Stated task –
What follows is a set of entries. Give them again exactly, without the pictures.

---------- Raw data

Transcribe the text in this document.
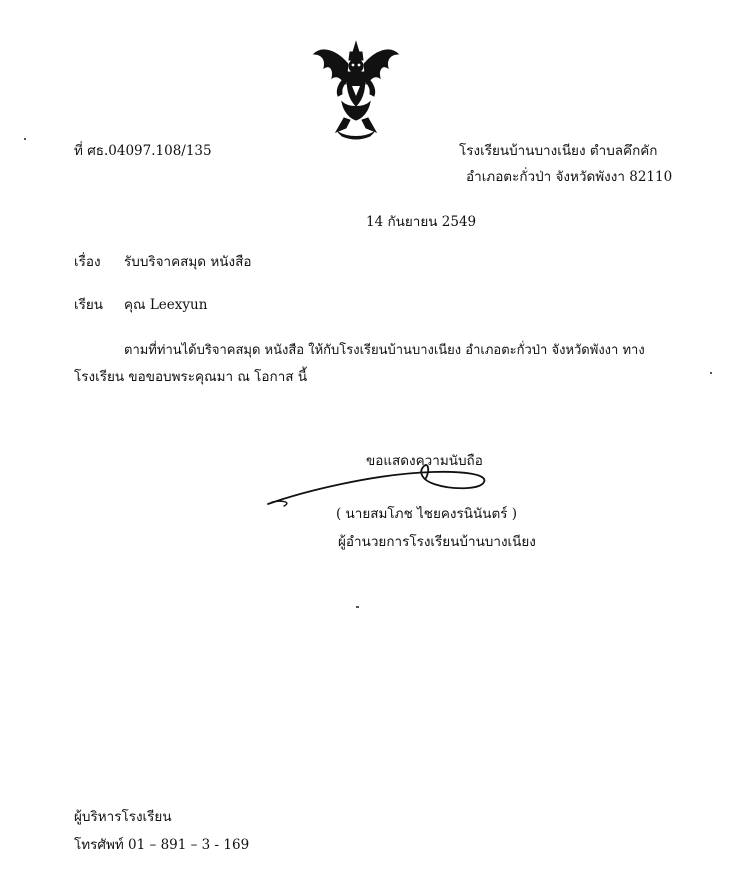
ที่ ศธ.04097.108/135	โรงเรียนบ้านบางเนียง ตำบลคึกคัก
อำเภอตะกั่วป่า จังหวัดพังงา 82110
14 กันยายน 2549
เรื่อง รับบริจาคสมุด หนังสือ
เรียน คุณ Leexyun
ตามที่ท่านได้บริจาคสมุด หนังสือ ให้กับโรงเรียนบ้านบางเนียง อำเภอตะกั่วป่า จังหวัดพังงา ทาง
โรงเรียน ขอขอบพระคุณมา ณ โอกาส นี้
ขอแสดงความนับถือ
( นายสมโภช ไชยคงรนินันตร์ )
ผู้อำนวยการโรงเรียนบ้านบางเนียง
ผู้บริหารโรงเรียน
โทรศัพท์ 01 – 891 – 3 - 169
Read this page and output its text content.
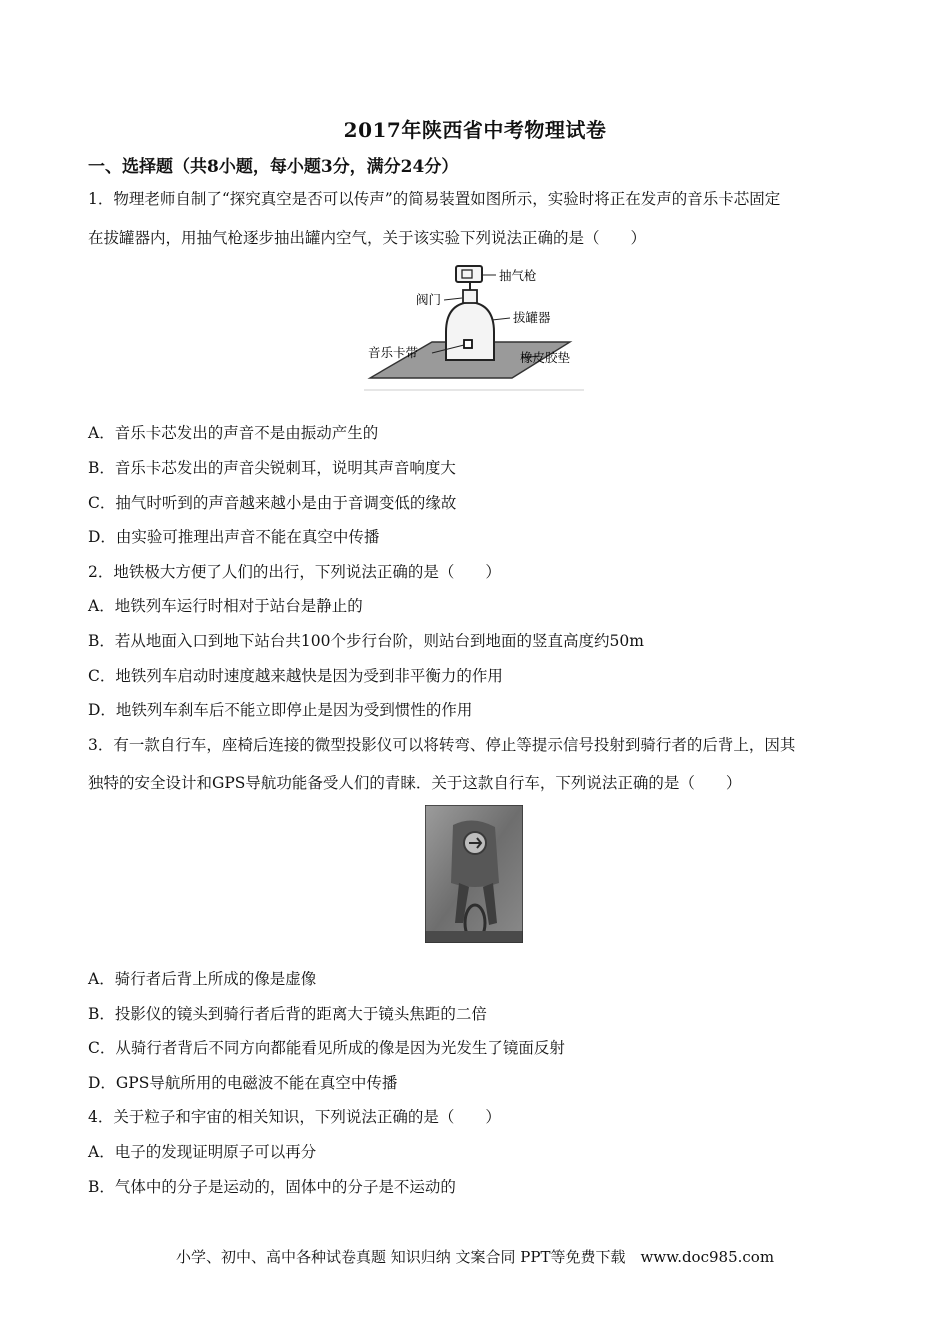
2017年陕西省中考物理试卷
一、选择题（共8小题，每小题3分，满分24分）
1．物理老师自制了“探究真空是否可以传声”的简易装置如图所示，实验时将正在发声的音乐卡芯固定
在拔罐器内，用抽气枪逐步抽出罐内空气，关于该实验下列说法正确的是（　　）
抽气枪
阀门
拔罐器
音乐卡带	橡皮胶垫
A．音乐卡芯发出的声音不是由振动产生的
B．音乐卡芯发出的声音尖锐刺耳，说明其声音响度大
C．抽气时听到的声音越来越小是由于音调变低的缘故
D．由实验可推理出声音不能在真空中传播
2．地铁极大方便了人们的出行，下列说法正确的是（　　）
A．地铁列车运行时相对于站台是静止的
B．若从地面入口到地下站台共100个步行台阶，则站台到地面的竖直高度约50m
C．地铁列车启动时速度越来越快是因为受到非平衡力的作用
D．地铁列车刹车后不能立即停止是因为受到惯性的作用
3．有一款自行车，座椅后连接的微型投影仪可以将转弯、停止等提示信号投射到骑行者的后背上，因其
独特的安全设计和GPS导航功能备受人们的青睐．关于这款自行车，下列说法正确的是（　　）
A．骑行者后背上所成的像是虚像
B．投影仪的镜头到骑行者后背的距离大于镜头焦距的二倍
C．从骑行者背后不同方向都能看见所成的像是因为光发生了镜面反射
D．GPS导航所用的电磁波不能在真空中传播
4．关于粒子和宇宙的相关知识，下列说法正确的是（　　）
A．电子的发现证明原子可以再分
B．气体中的分子是运动的，固体中的分子是不运动的
小学、初中、高中各种试卷真题 知识归纳 文案合同 PPT等免费下载　www.doc985.com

--------------------

Output –
Transcribe the text in this document.
ที่ ศธ.04097.108/135	โรงเรียนบ้านบางเนียง ตำบลคึกคัก
อำเภอตะกั่วป่า จังหวัดพังงา 82110
14 กันยายน 2549
เรื่อง รับบริจาคสมุด หนังสือ
เรียน คุณ Leexyun
ตามที่ท่านได้บริจาคสมุด หนังสือ ให้กับโรงเรียนบ้านบางเนียง อำเภอตะกั่วป่า จังหวัดพังงา ทาง
โรงเรียน ขอขอบพระคุณมา ณ โอกาส นี้
ขอแสดงความนับถือ
( นายสมโภช ไชยคงรนินันตร์ )
ผู้อำนวยการโรงเรียนบ้านบางเนียง
ผู้บริหารโรงเรียน
โทรศัพท์ 01 – 891 – 3 - 169
Read this page and output its text content.
2017年陕西省中考物理试卷
一、选择题（共8小题，每小题3分，满分24分）
1．物理老师自制了“探究真空是否可以传声”的简易装置如图所示，实验时将正在发声的音乐卡芯固定
在拔罐器内，用抽气枪逐步抽出罐内空气，关于该实验下列说法正确的是（　　）
抽气枪
阀门
拔罐器
音乐卡带	橡皮胶垫
A．音乐卡芯发出的声音不是由振动产生的
B．音乐卡芯发出的声音尖锐刺耳，说明其声音响度大
C．抽气时听到的声音越来越小是由于音调变低的缘故
D．由实验可推理出声音不能在真空中传播
2．地铁极大方便了人们的出行，下列说法正确的是（　　）
A．地铁列车运行时相对于站台是静止的
B．若从地面入口到地下站台共100个步行台阶，则站台到地面的竖直高度约50m
C．地铁列车启动时速度越来越快是因为受到非平衡力的作用
D．地铁列车刹车后不能立即停止是因为受到惯性的作用
3．有一款自行车，座椅后连接的微型投影仪可以将转弯、停止等提示信号投射到骑行者的后背上，因其
独特的安全设计和GPS导航功能备受人们的青睐．关于这款自行车，下列说法正确的是（　　）
A．骑行者后背上所成的像是虚像
B．投影仪的镜头到骑行者后背的距离大于镜头焦距的二倍
C．从骑行者背后不同方向都能看见所成的像是因为光发生了镜面反射
D．GPS导航所用的电磁波不能在真空中传播
4．关于粒子和宇宙的相关知识，下列说法正确的是（　　）
A．电子的发现证明原子可以再分
B．气体中的分子是运动的，固体中的分子是不运动的
小学、初中、高中各种试卷真题 知识归纳 文案合同 PPT等免费下载　www.doc985.com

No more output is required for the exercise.